◆ **INSTRUCTIONS FOR THE TASK**: Your task is to transcribe the records exactly, skipping every image.

◆ **DATASET EXTRACT**:

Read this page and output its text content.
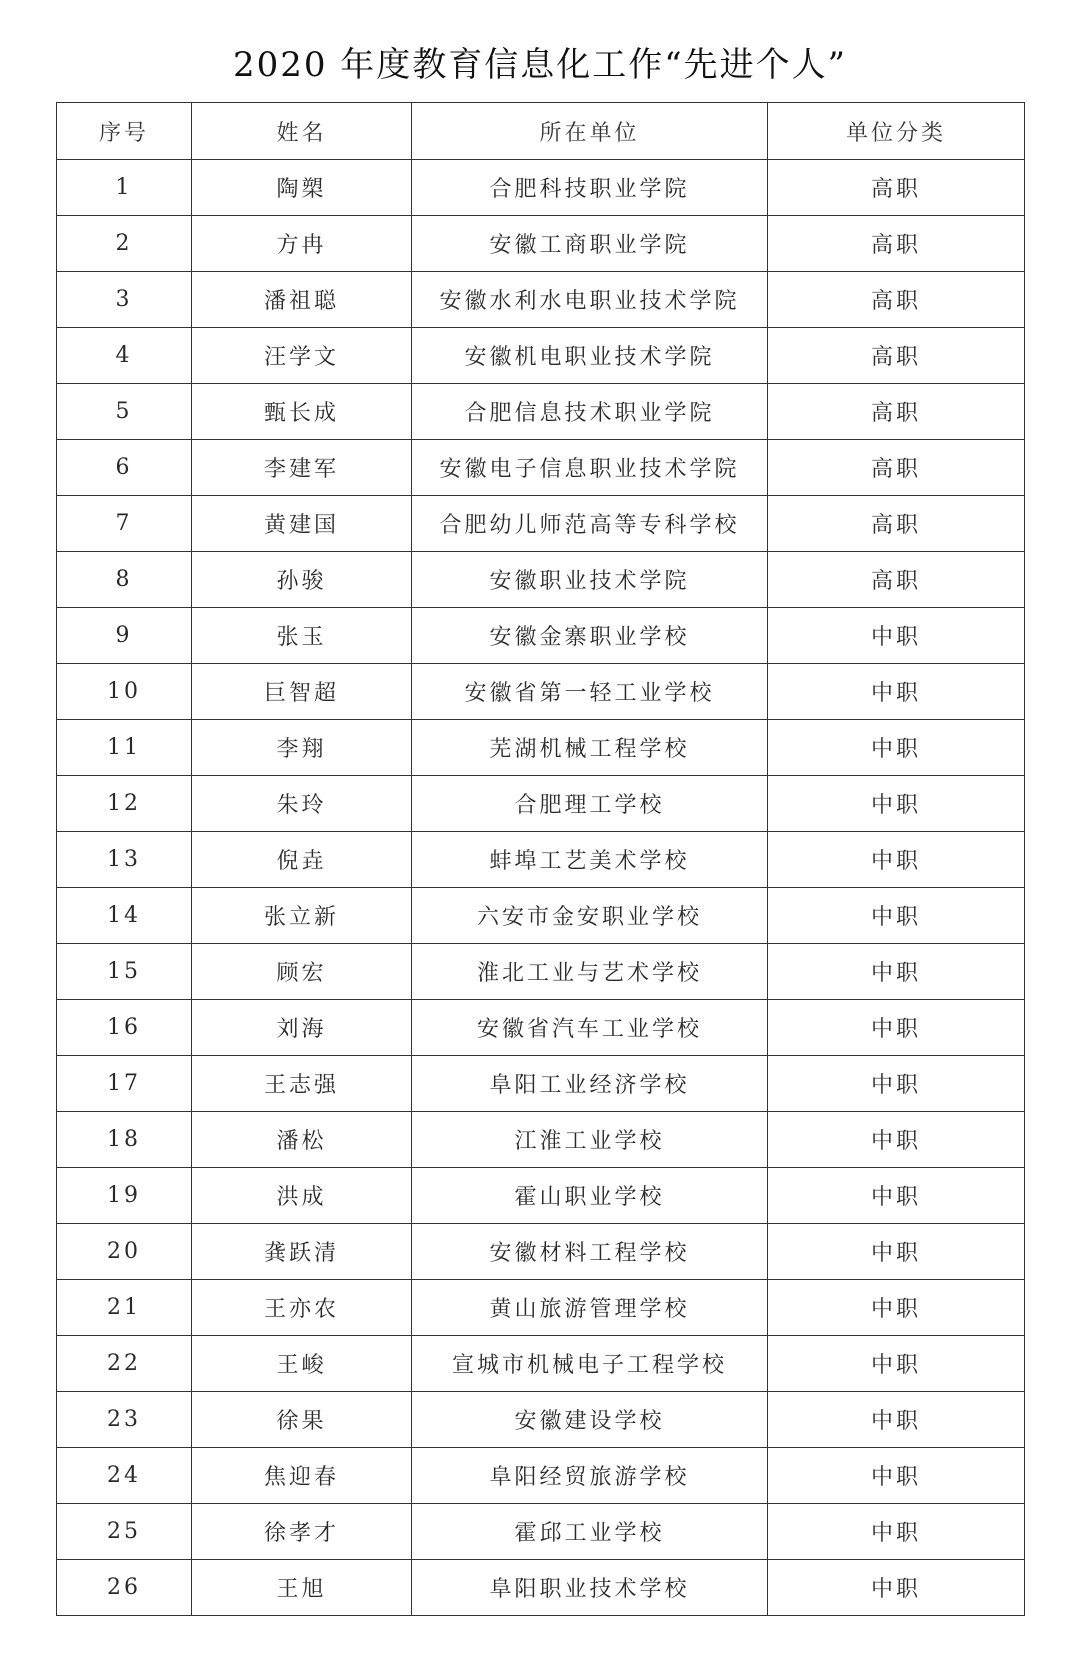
2020 年度教育信息化工作“先进个人”
序号	姓名	所在单位	单位分类
1	陶槊	合肥科技职业学院	高职
2	方冉	安徽工商职业学院	高职
3	潘祖聪	安徽水利水电职业技术学院	高职
4	汪学文	安徽机电职业技术学院	高职
5	甄长成	合肥信息技术职业学院	高职
6	李建军	安徽电子信息职业技术学院	高职
7	黄建国	合肥幼儿师范高等专科学校	高职
8	孙骏	安徽职业技术学院	高职
9	张玉	安徽金寨职业学校	中职
10	巨智超	安徽省第一轻工业学校	中职
11	李翔	芜湖机械工程学校	中职
12	朱玲	合肥理工学校	中职
13	倪垚	蚌埠工艺美术学校	中职
14	张立新	六安市金安职业学校	中职
15	顾宏	淮北工业与艺术学校	中职
16	刘海	安徽省汽车工业学校	中职
17	王志强	阜阳工业经济学校	中职
18	潘松	江淮工业学校	中职
19	洪成	霍山职业学校	中职
20	龚跃清	安徽材料工程学校	中职
21	王亦农	黄山旅游管理学校	中职
22	王峻	宣城市机械电子工程学校	中职
23	徐果	安徽建设学校	中职
24	焦迎春	阜阳经贸旅游学校	中职
25	徐孝才	霍邱工业学校	中职
26	王旭	阜阳职业技术学校	中职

◆ **ANSWER FOR THE TASK**:
Read this page and output its text content.
2020 年度教育信息化工作“先进个人”
序号	姓名	所在单位	单位分类
1	陶槊	合肥科技职业学院	高职
2	方冉	安徽工商职业学院	高职
3	潘祖聪	安徽水利水电职业技术学院	高职
4	汪学文	安徽机电职业技术学院	高职
5	甄长成	合肥信息技术职业学院	高职
6	李建军	安徽电子信息职业技术学院	高职
7	黄建国	合肥幼儿师范高等专科学校	高职
8	孙骏	安徽职业技术学院	高职
9	张玉	安徽金寨职业学校	中职
10	巨智超	安徽省第一轻工业学校	中职
11	李翔	芜湖机械工程学校	中职
12	朱玲	合肥理工学校	中职
13	倪垚	蚌埠工艺美术学校	中职
14	张立新	六安市金安职业学校	中职
15	顾宏	淮北工业与艺术学校	中职
16	刘海	安徽省汽车工业学校	中职
17	王志强	阜阳工业经济学校	中职
18	潘松	江淮工业学校	中职
19	洪成	霍山职业学校	中职
20	龚跃清	安徽材料工程学校	中职
21	王亦农	黄山旅游管理学校	中职
22	王峻	宣城市机械电子工程学校	中职
23	徐果	安徽建设学校	中职
24	焦迎春	阜阳经贸旅游学校	中职
25	徐孝才	霍邱工业学校	中职
26	王旭	阜阳职业技术学校	中职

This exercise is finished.